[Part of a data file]
══════════

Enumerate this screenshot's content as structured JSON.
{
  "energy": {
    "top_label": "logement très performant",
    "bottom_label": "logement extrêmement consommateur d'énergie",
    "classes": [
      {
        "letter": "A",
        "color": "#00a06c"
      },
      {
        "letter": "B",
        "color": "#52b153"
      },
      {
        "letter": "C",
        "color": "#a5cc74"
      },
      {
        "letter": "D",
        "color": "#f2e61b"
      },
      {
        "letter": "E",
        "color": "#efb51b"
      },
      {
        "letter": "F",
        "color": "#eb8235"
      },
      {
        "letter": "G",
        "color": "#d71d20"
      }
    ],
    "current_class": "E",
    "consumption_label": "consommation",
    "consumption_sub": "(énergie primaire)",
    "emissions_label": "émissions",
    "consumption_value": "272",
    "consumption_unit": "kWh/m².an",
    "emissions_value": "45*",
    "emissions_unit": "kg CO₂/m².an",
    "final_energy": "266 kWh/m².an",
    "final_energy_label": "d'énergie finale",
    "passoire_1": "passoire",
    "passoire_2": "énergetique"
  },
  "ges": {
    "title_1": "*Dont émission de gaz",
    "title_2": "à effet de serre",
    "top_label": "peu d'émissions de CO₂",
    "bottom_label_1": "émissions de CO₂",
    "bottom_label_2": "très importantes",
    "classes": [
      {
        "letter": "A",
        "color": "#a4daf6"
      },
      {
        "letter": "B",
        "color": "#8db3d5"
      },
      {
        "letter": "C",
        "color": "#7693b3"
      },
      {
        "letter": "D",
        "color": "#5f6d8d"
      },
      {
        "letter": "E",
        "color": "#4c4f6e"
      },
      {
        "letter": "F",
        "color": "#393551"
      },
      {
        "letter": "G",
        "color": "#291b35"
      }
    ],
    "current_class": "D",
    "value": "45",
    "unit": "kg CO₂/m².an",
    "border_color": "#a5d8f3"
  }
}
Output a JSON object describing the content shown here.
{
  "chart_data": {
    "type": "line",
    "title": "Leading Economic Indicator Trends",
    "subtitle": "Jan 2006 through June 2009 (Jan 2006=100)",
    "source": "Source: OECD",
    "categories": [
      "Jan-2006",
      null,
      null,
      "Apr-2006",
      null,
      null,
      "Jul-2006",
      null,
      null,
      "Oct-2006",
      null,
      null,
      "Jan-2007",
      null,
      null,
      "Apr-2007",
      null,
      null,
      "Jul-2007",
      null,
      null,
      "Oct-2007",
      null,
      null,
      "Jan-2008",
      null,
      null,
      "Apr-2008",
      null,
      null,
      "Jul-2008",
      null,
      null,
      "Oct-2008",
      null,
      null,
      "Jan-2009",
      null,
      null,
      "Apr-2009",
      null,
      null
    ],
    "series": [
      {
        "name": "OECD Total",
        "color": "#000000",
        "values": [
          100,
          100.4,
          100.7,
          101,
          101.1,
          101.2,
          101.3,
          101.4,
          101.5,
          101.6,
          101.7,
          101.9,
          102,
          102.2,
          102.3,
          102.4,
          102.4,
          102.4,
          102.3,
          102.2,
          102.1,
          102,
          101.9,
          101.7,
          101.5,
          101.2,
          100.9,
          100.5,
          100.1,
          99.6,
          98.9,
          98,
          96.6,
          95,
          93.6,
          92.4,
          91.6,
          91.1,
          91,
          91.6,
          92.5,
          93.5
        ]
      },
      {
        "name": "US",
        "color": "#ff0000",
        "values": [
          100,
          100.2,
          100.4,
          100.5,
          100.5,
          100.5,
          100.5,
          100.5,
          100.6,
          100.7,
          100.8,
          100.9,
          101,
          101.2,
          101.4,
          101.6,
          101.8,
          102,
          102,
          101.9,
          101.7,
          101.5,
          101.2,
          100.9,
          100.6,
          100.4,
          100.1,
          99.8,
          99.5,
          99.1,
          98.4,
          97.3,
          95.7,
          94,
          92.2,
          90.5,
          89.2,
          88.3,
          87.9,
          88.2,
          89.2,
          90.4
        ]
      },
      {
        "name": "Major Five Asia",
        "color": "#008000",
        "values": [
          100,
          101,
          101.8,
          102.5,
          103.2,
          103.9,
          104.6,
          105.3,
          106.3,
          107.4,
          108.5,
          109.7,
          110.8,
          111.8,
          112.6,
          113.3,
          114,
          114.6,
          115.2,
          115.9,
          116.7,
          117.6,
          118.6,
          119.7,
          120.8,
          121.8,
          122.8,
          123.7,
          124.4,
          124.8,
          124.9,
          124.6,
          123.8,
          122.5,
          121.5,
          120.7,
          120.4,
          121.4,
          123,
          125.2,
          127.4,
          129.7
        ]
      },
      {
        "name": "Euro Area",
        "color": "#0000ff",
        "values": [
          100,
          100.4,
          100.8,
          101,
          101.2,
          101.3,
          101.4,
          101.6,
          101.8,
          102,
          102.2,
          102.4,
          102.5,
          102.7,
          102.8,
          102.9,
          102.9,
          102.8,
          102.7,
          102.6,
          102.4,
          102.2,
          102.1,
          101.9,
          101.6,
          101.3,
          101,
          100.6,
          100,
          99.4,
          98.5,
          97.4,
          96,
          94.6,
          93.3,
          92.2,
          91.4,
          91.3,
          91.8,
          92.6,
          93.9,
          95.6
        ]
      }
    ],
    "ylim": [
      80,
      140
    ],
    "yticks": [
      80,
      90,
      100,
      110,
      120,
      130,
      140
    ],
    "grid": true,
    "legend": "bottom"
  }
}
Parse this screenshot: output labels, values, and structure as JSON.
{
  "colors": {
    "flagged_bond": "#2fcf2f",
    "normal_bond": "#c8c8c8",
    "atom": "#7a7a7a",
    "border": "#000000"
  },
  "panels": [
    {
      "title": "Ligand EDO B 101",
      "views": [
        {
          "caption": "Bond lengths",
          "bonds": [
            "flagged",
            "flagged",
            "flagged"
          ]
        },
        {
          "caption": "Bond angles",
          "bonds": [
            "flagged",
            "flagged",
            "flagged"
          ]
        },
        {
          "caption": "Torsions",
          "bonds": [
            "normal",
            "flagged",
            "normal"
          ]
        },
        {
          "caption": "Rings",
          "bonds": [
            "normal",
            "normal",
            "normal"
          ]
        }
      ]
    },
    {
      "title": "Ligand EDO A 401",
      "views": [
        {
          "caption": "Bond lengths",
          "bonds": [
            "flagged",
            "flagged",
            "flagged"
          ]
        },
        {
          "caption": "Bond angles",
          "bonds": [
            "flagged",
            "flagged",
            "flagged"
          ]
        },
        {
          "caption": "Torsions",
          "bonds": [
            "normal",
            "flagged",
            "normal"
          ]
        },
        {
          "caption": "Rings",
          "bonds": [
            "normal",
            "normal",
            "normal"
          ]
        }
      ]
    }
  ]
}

══════════

Reproduce the listing in full. Keep it exactly as written.

Enumerate this screenshot's content as structured JSON.
{
  "energy": {
    "top_label": "logement très performant",
    "bottom_label": "logement extrêmement consommateur d'énergie",
    "classes": [
      {
        "letter": "A",
        "color": "#00a06c"
      },
      {
        "letter": "B",
        "color": "#52b153"
      },
      {
        "letter": "C",
        "color": "#a5cc74"
      },
      {
        "letter": "D",
        "color": "#f2e61b"
      },
      {
        "letter": "E",
        "color": "#efb51b"
      },
      {
        "letter": "F",
        "color": "#eb8235"
      },
      {
        "letter": "G",
        "color": "#d71d20"
      }
    ],
    "current_class": "E",
    "consumption_label": "consommation",
    "consumption_sub": "(énergie primaire)",
    "emissions_label": "émissions",
    "consumption_value": "272",
    "consumption_unit": "kWh/m².an",
    "emissions_value": "45*",
    "emissions_unit": "kg CO₂/m².an",
    "final_energy": "266 kWh/m².an",
    "final_energy_label": "d'énergie finale",
    "passoire_1": "passoire",
    "passoire_2": "énergetique"
  },
  "ges": {
    "title_1": "*Dont émission de gaz",
    "title_2": "à effet de serre",
    "top_label": "peu d'émissions de CO₂",
    "bottom_label_1": "émissions de CO₂",
    "bottom_label_2": "très importantes",
    "classes": [
      {
        "letter": "A",
        "color": "#a4daf6"
      },
      {
        "letter": "B",
        "color": "#8db3d5"
      },
      {
        "letter": "C",
        "color": "#7693b3"
      },
      {
        "letter": "D",
        "color": "#5f6d8d"
      },
      {
        "letter": "E",
        "color": "#4c4f6e"
      },
      {
        "letter": "F",
        "color": "#393551"
      },
      {
        "letter": "G",
        "color": "#291b35"
      }
    ],
    "current_class": "D",
    "value": "45",
    "unit": "kg CO₂/m².an",
    "border_color": "#a5d8f3"
  }
}
Output a JSON object describing the content shown here.
{
  "chart_data": {
    "type": "line",
    "title": "Leading Economic Indicator Trends",
    "subtitle": "Jan 2006 through June 2009 (Jan 2006=100)",
    "source": "Source: OECD",
    "categories": [
      "Jan-2006",
      null,
      null,
      "Apr-2006",
      null,
      null,
      "Jul-2006",
      null,
      null,
      "Oct-2006",
      null,
      null,
      "Jan-2007",
      null,
      null,
      "Apr-2007",
      null,
      null,
      "Jul-2007",
      null,
      null,
      "Oct-2007",
      null,
      null,
      "Jan-2008",
      null,
      null,
      "Apr-2008",
      null,
      null,
      "Jul-2008",
      null,
      null,
      "Oct-2008",
      null,
      null,
      "Jan-2009",
      null,
      null,
      "Apr-2009",
      null,
      null
    ],
    "series": [
      {
        "name": "OECD Total",
        "color": "#000000",
        "values": [
          100,
          100.4,
          100.7,
          101,
          101.1,
          101.2,
          101.3,
          101.4,
          101.5,
          101.6,
          101.7,
          101.9,
          102,
          102.2,
          102.3,
          102.4,
          102.4,
          102.4,
          102.3,
          102.2,
          102.1,
          102,
          101.9,
          101.7,
          101.5,
          101.2,
          100.9,
          100.5,
          100.1,
          99.6,
          98.9,
          98,
          96.6,
          95,
          93.6,
          92.4,
          91.6,
          91.1,
          91,
          91.6,
          92.5,
          93.5
        ]
      },
      {
        "name": "US",
        "color": "#ff0000",
        "values": [
          100,
          100.2,
          100.4,
          100.5,
          100.5,
          100.5,
          100.5,
          100.5,
          100.6,
          100.7,
          100.8,
          100.9,
          101,
          101.2,
          101.4,
          101.6,
          101.8,
          102,
          102,
          101.9,
          101.7,
          101.5,
          101.2,
          100.9,
          100.6,
          100.4,
          100.1,
          99.8,
          99.5,
          99.1,
          98.4,
          97.3,
          95.7,
          94,
          92.2,
          90.5,
          89.2,
          88.3,
          87.9,
          88.2,
          89.2,
          90.4
        ]
      },
      {
        "name": "Major Five Asia",
        "color": "#008000",
        "values": [
          100,
          101,
          101.8,
          102.5,
          103.2,
          103.9,
          104.6,
          105.3,
          106.3,
          107.4,
          108.5,
          109.7,
          110.8,
          111.8,
          112.6,
          113.3,
          114,
          114.6,
          115.2,
          115.9,
          116.7,
          117.6,
          118.6,
          119.7,
          120.8,
          121.8,
          122.8,
          123.7,
          124.4,
          124.8,
          124.9,
          124.6,
          123.8,
          122.5,
          121.5,
          120.7,
          120.4,
          121.4,
          123,
          125.2,
          127.4,
          129.7
        ]
      },
      {
        "name": "Euro Area",
        "color": "#0000ff",
        "values": [
          100,
          100.4,
          100.8,
          101,
          101.2,
          101.3,
          101.4,
          101.6,
          101.8,
          102,
          102.2,
          102.4,
          102.5,
          102.7,
          102.8,
          102.9,
          102.9,
          102.8,
          102.7,
          102.6,
          102.4,
          102.2,
          102.1,
          101.9,
          101.6,
          101.3,
          101,
          100.6,
          100,
          99.4,
          98.5,
          97.4,
          96,
          94.6,
          93.3,
          92.2,
          91.4,
          91.3,
          91.8,
          92.6,
          93.9,
          95.6
        ]
      }
    ],
    "ylim": [
      80,
      140
    ],
    "yticks": [
      80,
      90,
      100,
      110,
      120,
      130,
      140
    ],
    "grid": true,
    "legend": "bottom"
  }
}
Parse this screenshot: output labels, values, and structure as JSON.
{
  "colors": {
    "flagged_bond": "#2fcf2f",
    "normal_bond": "#c8c8c8",
    "atom": "#7a7a7a",
    "border": "#000000"
  },
  "panels": [
    {
      "title": "Ligand EDO B 101",
      "views": [
        {
          "caption": "Bond lengths",
          "bonds": [
            "flagged",
            "flagged",
            "flagged"
          ]
        },
        {
          "caption": "Bond angles",
          "bonds": [
            "flagged",
            "flagged",
            "flagged"
          ]
        },
        {
          "caption": "Torsions",
          "bonds": [
            "normal",
            "flagged",
            "normal"
          ]
        },
        {
          "caption": "Rings",
          "bonds": [
            "normal",
            "normal",
            "normal"
          ]
        }
      ]
    },
    {
      "title": "Ligand EDO A 401",
      "views": [
        {
          "caption": "Bond lengths",
          "bonds": [
            "flagged",
            "flagged",
            "flagged"
          ]
        },
        {
          "caption": "Bond angles",
          "bonds": [
            "flagged",
            "flagged",
            "flagged"
          ]
        },
        {
          "caption": "Torsions",
          "bonds": [
            "normal",
            "flagged",
            "normal"
          ]
        },
        {
          "caption": "Rings",
          "bonds": [
            "normal",
            "normal",
            "normal"
          ]
        }
      ]
    }
  ]
}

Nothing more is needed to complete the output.